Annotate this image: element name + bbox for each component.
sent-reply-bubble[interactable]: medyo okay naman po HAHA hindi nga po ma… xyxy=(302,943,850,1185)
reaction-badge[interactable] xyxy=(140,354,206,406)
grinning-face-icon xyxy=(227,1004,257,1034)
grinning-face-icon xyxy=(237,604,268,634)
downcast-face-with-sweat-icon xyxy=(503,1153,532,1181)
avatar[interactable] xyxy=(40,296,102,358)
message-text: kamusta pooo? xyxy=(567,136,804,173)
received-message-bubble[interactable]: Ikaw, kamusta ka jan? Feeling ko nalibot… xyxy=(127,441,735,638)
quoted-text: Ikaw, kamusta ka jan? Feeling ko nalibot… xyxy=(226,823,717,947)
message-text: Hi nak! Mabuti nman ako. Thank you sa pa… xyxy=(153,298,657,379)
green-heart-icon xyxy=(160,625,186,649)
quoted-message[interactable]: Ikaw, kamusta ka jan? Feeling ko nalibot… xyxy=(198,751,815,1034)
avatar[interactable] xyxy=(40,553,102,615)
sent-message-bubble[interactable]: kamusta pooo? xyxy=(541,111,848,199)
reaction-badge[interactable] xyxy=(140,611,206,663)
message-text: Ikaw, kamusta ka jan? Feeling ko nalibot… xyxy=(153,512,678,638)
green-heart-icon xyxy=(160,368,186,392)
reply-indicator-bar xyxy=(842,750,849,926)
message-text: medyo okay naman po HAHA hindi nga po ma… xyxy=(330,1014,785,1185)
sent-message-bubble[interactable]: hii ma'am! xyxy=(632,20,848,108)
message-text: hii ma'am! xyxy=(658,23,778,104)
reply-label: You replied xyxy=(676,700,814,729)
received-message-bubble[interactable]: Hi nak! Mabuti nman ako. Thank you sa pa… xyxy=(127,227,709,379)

Work to be completed >>
Copy out the listing above word for word, keeping every line and its numbers unchanged.

Result of this exercise >>
Annotate this image: element name + bbox for each component.
sent-reply-bubble[interactable]: medyo okay naman po HAHA hindi nga po ma… xyxy=(302,943,850,1185)
reaction-badge[interactable] xyxy=(140,354,206,406)
grinning-face-icon xyxy=(227,1004,257,1034)
grinning-face-icon xyxy=(237,604,268,634)
downcast-face-with-sweat-icon xyxy=(503,1153,532,1181)
avatar[interactable] xyxy=(40,296,102,358)
message-text: kamusta pooo? xyxy=(567,136,804,173)
received-message-bubble[interactable]: Ikaw, kamusta ka jan? Feeling ko nalibot… xyxy=(127,441,735,638)
quoted-text: Ikaw, kamusta ka jan? Feeling ko nalibot… xyxy=(226,823,717,947)
message-text: Hi nak! Mabuti nman ako. Thank you sa pa… xyxy=(153,298,657,379)
green-heart-icon xyxy=(160,625,186,649)
quoted-message[interactable]: Ikaw, kamusta ka jan? Feeling ko nalibot… xyxy=(198,751,815,1034)
avatar[interactable] xyxy=(40,553,102,615)
sent-message-bubble[interactable]: kamusta pooo? xyxy=(541,111,848,199)
reaction-badge[interactable] xyxy=(140,611,206,663)
message-text: Ikaw, kamusta ka jan? Feeling ko nalibot… xyxy=(153,512,678,638)
green-heart-icon xyxy=(160,368,186,392)
reply-indicator-bar xyxy=(842,750,849,926)
message-text: medyo okay naman po HAHA hindi nga po ma… xyxy=(330,1014,785,1185)
sent-message-bubble[interactable]: hii ma'am! xyxy=(632,20,848,108)
message-text: hii ma'am! xyxy=(658,23,778,104)
reply-label: You replied xyxy=(676,700,814,729)
received-message-bubble[interactable]: Hi nak! Mabuti nman ako. Thank you sa pa… xyxy=(127,227,709,379)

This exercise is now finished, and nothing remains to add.